Data items:
==============================

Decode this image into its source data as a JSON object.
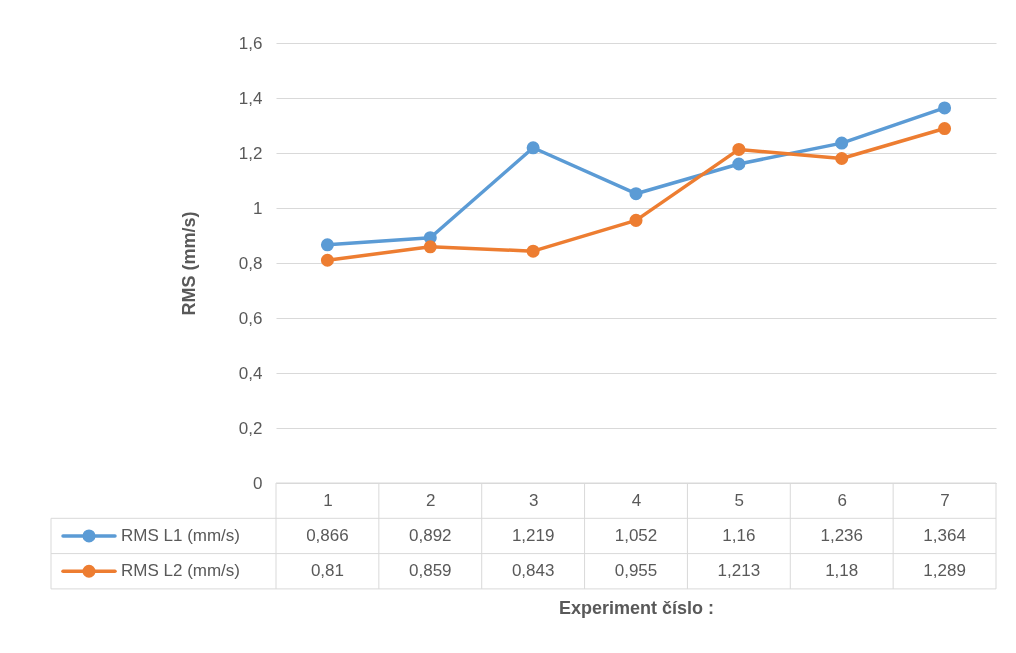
{
  "chart_data": {
    "type": "line",
    "xlabel": "Experiment číslo :",
    "ylabel": "RMS (mm/s)",
    "categories": [
      "1",
      "2",
      "3",
      "4",
      "5",
      "6",
      "7"
    ],
    "ylim": [
      0,
      1.6
    ],
    "yticks": [
      0,
      {
        "value": 0.2,
        "label": "0,2"
      },
      {
        "value": 0.4,
        "label": "0,4"
      },
      {
        "value": 0.6,
        "label": "0,6"
      },
      {
        "value": 0.8,
        "label": "0,8"
      },
      1,
      {
        "value": 1.2,
        "label": "1,2"
      },
      {
        "value": 1.4,
        "label": "1,4"
      },
      {
        "value": 1.6,
        "label": "1,6"
      }
    ],
    "grid": "y",
    "legend": "bottom",
    "marker": "circle",
    "line_style": "solid",
    "series": [
      {
        "name": "RMS L1 (mm/s)",
        "color": "#5b9bd5",
        "values": [
          0.866,
          0.892,
          1.219,
          1.052,
          1.16,
          1.236,
          1.364
        ],
        "value_labels": [
          "0,866",
          "0,892",
          "1,219",
          "1,052",
          "1,16",
          "1,236",
          "1,364"
        ]
      },
      {
        "name": "RMS L2 (mm/s)",
        "color": "#ed7d31",
        "values": [
          0.81,
          0.859,
          0.843,
          0.955,
          1.213,
          1.18,
          1.289
        ],
        "value_labels": [
          "0,81",
          "0,859",
          "0,843",
          "0,955",
          "1,213",
          "1,18",
          "1,289"
        ]
      }
    ]
  }
}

==============================

## SHORT TASK
Pictures are not part of the copy; output everything else in the records exactly.

## TASK RESULT
Decode this image into its source data as a JSON object.
{
  "chart_data": {
    "type": "line",
    "xlabel": "Experiment číslo :",
    "ylabel": "RMS (mm/s)",
    "categories": [
      "1",
      "2",
      "3",
      "4",
      "5",
      "6",
      "7"
    ],
    "ylim": [
      0,
      1.6
    ],
    "yticks": [
      0,
      {
        "value": 0.2,
        "label": "0,2"
      },
      {
        "value": 0.4,
        "label": "0,4"
      },
      {
        "value": 0.6,
        "label": "0,6"
      },
      {
        "value": 0.8,
        "label": "0,8"
      },
      1,
      {
        "value": 1.2,
        "label": "1,2"
      },
      {
        "value": 1.4,
        "label": "1,4"
      },
      {
        "value": 1.6,
        "label": "1,6"
      }
    ],
    "grid": "y",
    "legend": "bottom",
    "marker": "circle",
    "line_style": "solid",
    "series": [
      {
        "name": "RMS L1 (mm/s)",
        "color": "#5b9bd5",
        "values": [
          0.866,
          0.892,
          1.219,
          1.052,
          1.16,
          1.236,
          1.364
        ],
        "value_labels": [
          "0,866",
          "0,892",
          "1,219",
          "1,052",
          "1,16",
          "1,236",
          "1,364"
        ]
      },
      {
        "name": "RMS L2 (mm/s)",
        "color": "#ed7d31",
        "values": [
          0.81,
          0.859,
          0.843,
          0.955,
          1.213,
          1.18,
          1.289
        ],
        "value_labels": [
          "0,81",
          "0,859",
          "0,843",
          "0,955",
          "1,213",
          "1,18",
          "1,289"
        ]
      }
    ]
  }
}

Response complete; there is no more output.